## Short exercise
Gather every line that includes the word "videos", please.

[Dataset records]
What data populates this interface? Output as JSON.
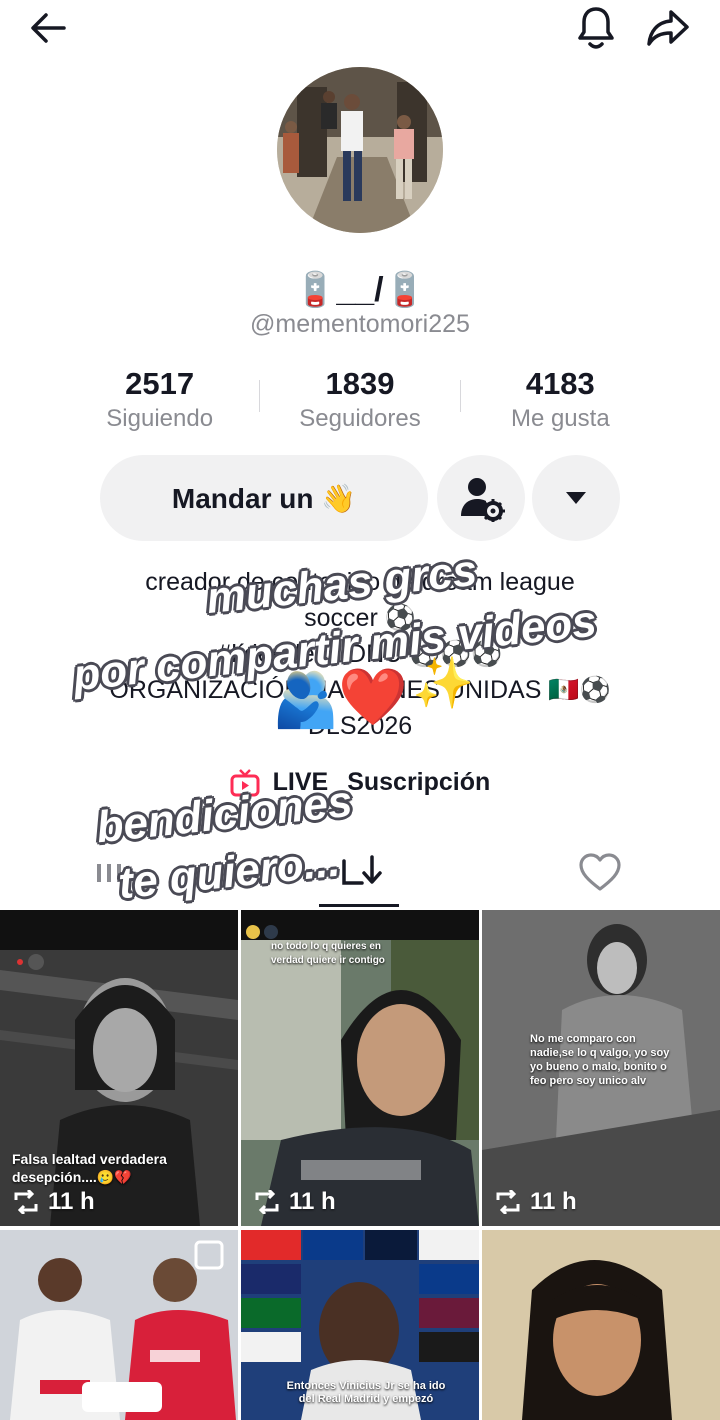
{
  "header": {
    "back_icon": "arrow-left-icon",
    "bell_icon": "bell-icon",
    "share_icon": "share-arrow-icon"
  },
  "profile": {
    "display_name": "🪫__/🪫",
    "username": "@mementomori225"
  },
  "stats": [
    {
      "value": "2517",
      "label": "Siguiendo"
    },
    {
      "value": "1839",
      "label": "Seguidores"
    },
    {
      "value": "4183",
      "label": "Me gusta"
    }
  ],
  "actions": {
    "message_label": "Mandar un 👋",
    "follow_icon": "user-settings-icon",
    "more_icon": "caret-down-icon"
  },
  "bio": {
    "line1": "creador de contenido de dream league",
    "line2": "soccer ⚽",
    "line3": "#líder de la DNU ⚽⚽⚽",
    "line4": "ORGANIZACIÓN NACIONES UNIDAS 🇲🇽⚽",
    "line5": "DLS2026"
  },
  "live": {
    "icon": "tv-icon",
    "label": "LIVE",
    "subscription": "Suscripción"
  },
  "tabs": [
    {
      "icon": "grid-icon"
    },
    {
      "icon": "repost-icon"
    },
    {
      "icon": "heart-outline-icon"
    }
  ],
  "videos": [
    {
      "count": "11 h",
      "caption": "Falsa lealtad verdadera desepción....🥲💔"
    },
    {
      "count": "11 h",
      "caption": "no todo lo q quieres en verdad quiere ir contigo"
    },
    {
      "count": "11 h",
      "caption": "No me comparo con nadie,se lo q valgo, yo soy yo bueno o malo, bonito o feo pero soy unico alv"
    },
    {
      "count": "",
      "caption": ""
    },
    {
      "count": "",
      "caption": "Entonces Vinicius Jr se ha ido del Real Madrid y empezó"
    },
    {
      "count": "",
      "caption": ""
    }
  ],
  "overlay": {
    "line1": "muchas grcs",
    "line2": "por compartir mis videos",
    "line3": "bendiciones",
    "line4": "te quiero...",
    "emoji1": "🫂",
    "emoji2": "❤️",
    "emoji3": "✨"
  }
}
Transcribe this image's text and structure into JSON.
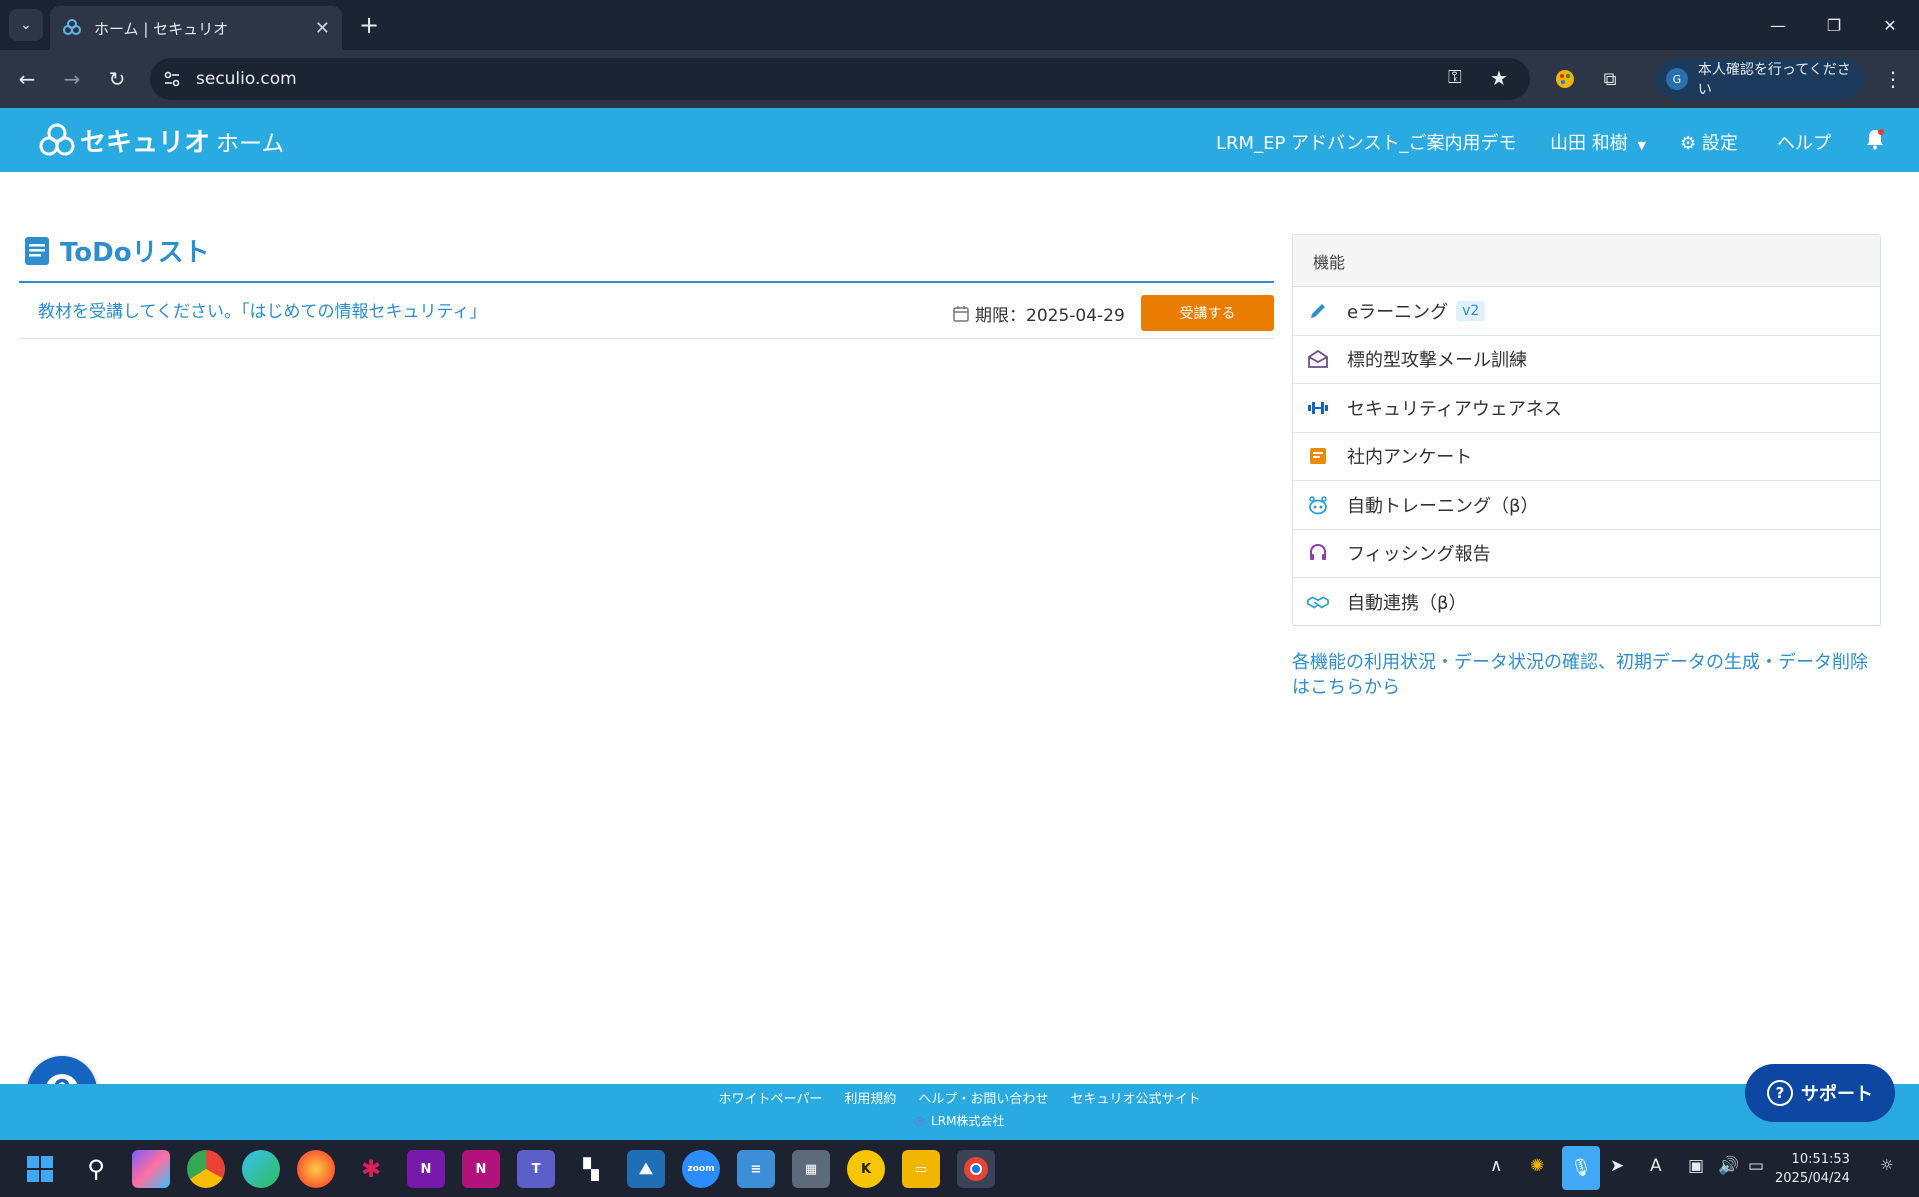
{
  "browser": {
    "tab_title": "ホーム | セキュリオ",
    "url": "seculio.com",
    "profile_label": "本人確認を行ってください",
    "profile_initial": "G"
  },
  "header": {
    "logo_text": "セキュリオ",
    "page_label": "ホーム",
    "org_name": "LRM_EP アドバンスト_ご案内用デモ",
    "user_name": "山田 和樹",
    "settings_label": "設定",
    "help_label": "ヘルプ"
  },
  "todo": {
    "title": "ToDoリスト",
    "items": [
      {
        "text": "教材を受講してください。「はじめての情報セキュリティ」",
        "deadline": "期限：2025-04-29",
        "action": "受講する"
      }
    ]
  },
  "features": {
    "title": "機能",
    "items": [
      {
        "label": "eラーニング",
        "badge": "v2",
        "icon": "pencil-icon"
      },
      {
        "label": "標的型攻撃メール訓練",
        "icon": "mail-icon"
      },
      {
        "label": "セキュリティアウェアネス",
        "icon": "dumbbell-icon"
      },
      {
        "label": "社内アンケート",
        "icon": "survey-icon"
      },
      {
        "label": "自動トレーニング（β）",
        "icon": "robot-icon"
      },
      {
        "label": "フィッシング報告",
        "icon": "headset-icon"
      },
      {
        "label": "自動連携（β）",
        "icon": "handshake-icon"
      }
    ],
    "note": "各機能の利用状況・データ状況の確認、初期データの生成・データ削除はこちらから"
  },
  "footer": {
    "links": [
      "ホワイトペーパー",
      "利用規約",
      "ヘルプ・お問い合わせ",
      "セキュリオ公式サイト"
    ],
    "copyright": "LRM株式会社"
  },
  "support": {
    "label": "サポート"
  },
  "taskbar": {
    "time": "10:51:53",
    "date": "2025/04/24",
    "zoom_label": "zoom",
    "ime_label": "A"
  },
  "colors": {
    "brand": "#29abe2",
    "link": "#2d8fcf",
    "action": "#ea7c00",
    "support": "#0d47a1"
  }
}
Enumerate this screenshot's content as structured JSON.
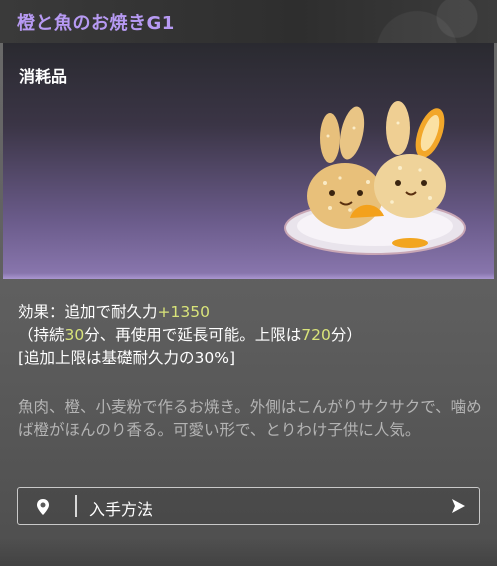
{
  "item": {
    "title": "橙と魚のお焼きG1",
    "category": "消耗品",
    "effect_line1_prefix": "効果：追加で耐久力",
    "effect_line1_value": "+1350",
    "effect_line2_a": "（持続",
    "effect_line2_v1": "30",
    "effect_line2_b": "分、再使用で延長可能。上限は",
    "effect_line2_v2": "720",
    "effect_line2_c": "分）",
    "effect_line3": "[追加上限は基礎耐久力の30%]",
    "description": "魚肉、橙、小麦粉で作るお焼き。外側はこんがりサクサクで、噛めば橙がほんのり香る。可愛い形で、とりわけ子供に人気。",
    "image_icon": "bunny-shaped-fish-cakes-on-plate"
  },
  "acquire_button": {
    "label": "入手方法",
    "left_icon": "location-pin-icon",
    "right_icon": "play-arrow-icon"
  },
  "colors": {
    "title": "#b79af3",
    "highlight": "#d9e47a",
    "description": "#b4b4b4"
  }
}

## Written answer
  "videos": [
    "line2": "por compartir mis videos",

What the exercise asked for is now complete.